Collected data entries:
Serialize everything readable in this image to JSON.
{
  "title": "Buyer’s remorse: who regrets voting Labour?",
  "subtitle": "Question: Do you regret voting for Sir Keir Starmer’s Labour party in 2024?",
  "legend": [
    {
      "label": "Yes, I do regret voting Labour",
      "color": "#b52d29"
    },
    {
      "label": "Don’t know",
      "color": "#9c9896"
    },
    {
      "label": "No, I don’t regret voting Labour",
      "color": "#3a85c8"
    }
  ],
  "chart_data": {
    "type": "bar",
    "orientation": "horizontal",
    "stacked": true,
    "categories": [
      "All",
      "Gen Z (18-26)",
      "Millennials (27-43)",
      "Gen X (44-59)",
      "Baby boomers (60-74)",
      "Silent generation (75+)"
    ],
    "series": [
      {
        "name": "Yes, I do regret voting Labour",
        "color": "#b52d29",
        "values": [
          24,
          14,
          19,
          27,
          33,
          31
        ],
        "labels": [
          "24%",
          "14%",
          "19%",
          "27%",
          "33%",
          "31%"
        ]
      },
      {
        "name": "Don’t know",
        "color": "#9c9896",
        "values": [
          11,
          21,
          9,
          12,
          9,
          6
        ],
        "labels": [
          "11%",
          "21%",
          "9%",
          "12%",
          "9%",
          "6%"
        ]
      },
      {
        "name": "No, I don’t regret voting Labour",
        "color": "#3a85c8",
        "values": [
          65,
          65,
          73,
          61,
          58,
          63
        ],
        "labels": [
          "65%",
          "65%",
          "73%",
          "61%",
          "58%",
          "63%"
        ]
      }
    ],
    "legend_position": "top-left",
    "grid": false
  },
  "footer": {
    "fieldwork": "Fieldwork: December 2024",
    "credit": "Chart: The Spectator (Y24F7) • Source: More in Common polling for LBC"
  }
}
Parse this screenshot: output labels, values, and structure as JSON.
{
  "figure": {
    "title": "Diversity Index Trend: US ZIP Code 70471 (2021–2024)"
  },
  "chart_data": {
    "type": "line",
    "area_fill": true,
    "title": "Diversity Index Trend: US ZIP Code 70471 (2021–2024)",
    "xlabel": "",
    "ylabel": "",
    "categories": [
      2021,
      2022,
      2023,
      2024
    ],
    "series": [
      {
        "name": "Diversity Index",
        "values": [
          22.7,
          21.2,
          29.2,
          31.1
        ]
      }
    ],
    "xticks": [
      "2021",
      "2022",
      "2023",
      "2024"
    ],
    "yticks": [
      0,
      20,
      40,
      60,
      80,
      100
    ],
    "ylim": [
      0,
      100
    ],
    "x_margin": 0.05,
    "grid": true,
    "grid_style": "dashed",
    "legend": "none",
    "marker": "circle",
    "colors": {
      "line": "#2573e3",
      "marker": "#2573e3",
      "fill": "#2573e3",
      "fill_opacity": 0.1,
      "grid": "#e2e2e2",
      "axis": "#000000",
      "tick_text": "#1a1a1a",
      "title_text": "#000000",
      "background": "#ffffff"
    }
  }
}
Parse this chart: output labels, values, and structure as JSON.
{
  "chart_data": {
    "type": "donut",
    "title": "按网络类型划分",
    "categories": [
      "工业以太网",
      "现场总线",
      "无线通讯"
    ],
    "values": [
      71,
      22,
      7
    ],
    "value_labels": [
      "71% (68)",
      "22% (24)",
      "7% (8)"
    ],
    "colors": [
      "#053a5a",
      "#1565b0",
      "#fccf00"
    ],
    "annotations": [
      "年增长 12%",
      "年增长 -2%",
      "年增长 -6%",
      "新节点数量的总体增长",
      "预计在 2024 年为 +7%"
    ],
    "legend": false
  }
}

INSTRUCTIONS FOR THE TASK: Set down each entry again, unchanged.

SOLUTION TO THIS EXERCISE:
Serialize everything readable in this image to JSON.
{
  "title": "Buyer’s remorse: who regrets voting Labour?",
  "subtitle": "Question: Do you regret voting for Sir Keir Starmer’s Labour party in 2024?",
  "legend": [
    {
      "label": "Yes, I do regret voting Labour",
      "color": "#b52d29"
    },
    {
      "label": "Don’t know",
      "color": "#9c9896"
    },
    {
      "label": "No, I don’t regret voting Labour",
      "color": "#3a85c8"
    }
  ],
  "chart_data": {
    "type": "bar",
    "orientation": "horizontal",
    "stacked": true,
    "categories": [
      "All",
      "Gen Z (18-26)",
      "Millennials (27-43)",
      "Gen X (44-59)",
      "Baby boomers (60-74)",
      "Silent generation (75+)"
    ],
    "series": [
      {
        "name": "Yes, I do regret voting Labour",
        "color": "#b52d29",
        "values": [
          24,
          14,
          19,
          27,
          33,
          31
        ],
        "labels": [
          "24%",
          "14%",
          "19%",
          "27%",
          "33%",
          "31%"
        ]
      },
      {
        "name": "Don’t know",
        "color": "#9c9896",
        "values": [
          11,
          21,
          9,
          12,
          9,
          6
        ],
        "labels": [
          "11%",
          "21%",
          "9%",
          "12%",
          "9%",
          "6%"
        ]
      },
      {
        "name": "No, I don’t regret voting Labour",
        "color": "#3a85c8",
        "values": [
          65,
          65,
          73,
          61,
          58,
          63
        ],
        "labels": [
          "65%",
          "65%",
          "73%",
          "61%",
          "58%",
          "63%"
        ]
      }
    ],
    "legend_position": "top-left",
    "grid": false
  },
  "footer": {
    "fieldwork": "Fieldwork: December 2024",
    "credit": "Chart: The Spectator (Y24F7) • Source: More in Common polling for LBC"
  }
}
Parse this screenshot: output labels, values, and structure as JSON.
{
  "figure": {
    "title": "Diversity Index Trend: US ZIP Code 70471 (2021–2024)"
  },
  "chart_data": {
    "type": "line",
    "area_fill": true,
    "title": "Diversity Index Trend: US ZIP Code 70471 (2021–2024)",
    "xlabel": "",
    "ylabel": "",
    "categories": [
      2021,
      2022,
      2023,
      2024
    ],
    "series": [
      {
        "name": "Diversity Index",
        "values": [
          22.7,
          21.2,
          29.2,
          31.1
        ]
      }
    ],
    "xticks": [
      "2021",
      "2022",
      "2023",
      "2024"
    ],
    "yticks": [
      0,
      20,
      40,
      60,
      80,
      100
    ],
    "ylim": [
      0,
      100
    ],
    "x_margin": 0.05,
    "grid": true,
    "grid_style": "dashed",
    "legend": "none",
    "marker": "circle",
    "colors": {
      "line": "#2573e3",
      "marker": "#2573e3",
      "fill": "#2573e3",
      "fill_opacity": 0.1,
      "grid": "#e2e2e2",
      "axis": "#000000",
      "tick_text": "#1a1a1a",
      "title_text": "#000000",
      "background": "#ffffff"
    }
  }
}
Parse this chart: output labels, values, and structure as JSON.
{
  "chart_data": {
    "type": "donut",
    "title": "按网络类型划分",
    "categories": [
      "工业以太网",
      "现场总线",
      "无线通讯"
    ],
    "values": [
      71,
      22,
      7
    ],
    "value_labels": [
      "71% (68)",
      "22% (24)",
      "7% (8)"
    ],
    "colors": [
      "#053a5a",
      "#1565b0",
      "#fccf00"
    ],
    "annotations": [
      "年增长 12%",
      "年增长 -2%",
      "年增长 -6%",
      "新节点数量的总体增长",
      "预计在 2024 年为 +7%"
    ],
    "legend": false
  }
}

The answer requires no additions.